● **STATED GOAL**: Every line below is to be copied exactly, with the pictures left out.
···
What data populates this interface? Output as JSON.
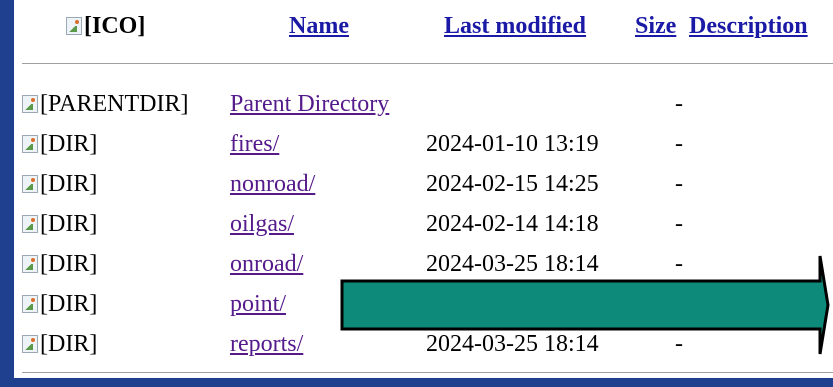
{
  "header": {
    "icon_alt": "[ICO]",
    "name": "Name",
    "last_modified": "Last modified",
    "size": "Size",
    "description": "Description"
  },
  "rows": [
    {
      "alt": "[PARENTDIR]",
      "name": "Parent Directory",
      "modified": "",
      "size": "-"
    },
    {
      "alt": "[DIR]",
      "name": "fires/",
      "modified": "2024-01-10 13:19",
      "size": "-"
    },
    {
      "alt": "[DIR]",
      "name": "nonroad/",
      "modified": "2024-02-15 14:25",
      "size": "-"
    },
    {
      "alt": "[DIR]",
      "name": "oilgas/",
      "modified": "2024-02-14 14:18",
      "size": "-"
    },
    {
      "alt": "[DIR]",
      "name": "onroad/",
      "modified": "2024-03-25 18:14",
      "size": "-"
    },
    {
      "alt": "[DIR]",
      "name": "point/",
      "modified": "",
      "size": ""
    },
    {
      "alt": "[DIR]",
      "name": "reports/",
      "modified": "2024-03-25 18:14",
      "size": "-"
    }
  ],
  "colors": {
    "frame": "#1f3f8f",
    "header_link": "#1a1aa6",
    "visited_link": "#551a8b",
    "arrow_fill": "#0e8a7a",
    "arrow_stroke": "#000000"
  },
  "annotation": {
    "icon": "right-arrow-icon"
  }
}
···
● **EXERCISE ANSWER**:
What data populates this interface? Output as JSON.
{
  "header": {
    "icon_alt": "[ICO]",
    "name": "Name",
    "last_modified": "Last modified",
    "size": "Size",
    "description": "Description"
  },
  "rows": [
    {
      "alt": "[PARENTDIR]",
      "name": "Parent Directory",
      "modified": "",
      "size": "-"
    },
    {
      "alt": "[DIR]",
      "name": "fires/",
      "modified": "2024-01-10 13:19",
      "size": "-"
    },
    {
      "alt": "[DIR]",
      "name": "nonroad/",
      "modified": "2024-02-15 14:25",
      "size": "-"
    },
    {
      "alt": "[DIR]",
      "name": "oilgas/",
      "modified": "2024-02-14 14:18",
      "size": "-"
    },
    {
      "alt": "[DIR]",
      "name": "onroad/",
      "modified": "2024-03-25 18:14",
      "size": "-"
    },
    {
      "alt": "[DIR]",
      "name": "point/",
      "modified": "",
      "size": ""
    },
    {
      "alt": "[DIR]",
      "name": "reports/",
      "modified": "2024-03-25 18:14",
      "size": "-"
    }
  ],
  "colors": {
    "frame": "#1f3f8f",
    "header_link": "#1a1aa6",
    "visited_link": "#551a8b",
    "arrow_fill": "#0e8a7a",
    "arrow_stroke": "#000000"
  },
  "annotation": {
    "icon": "right-arrow-icon"
  }
}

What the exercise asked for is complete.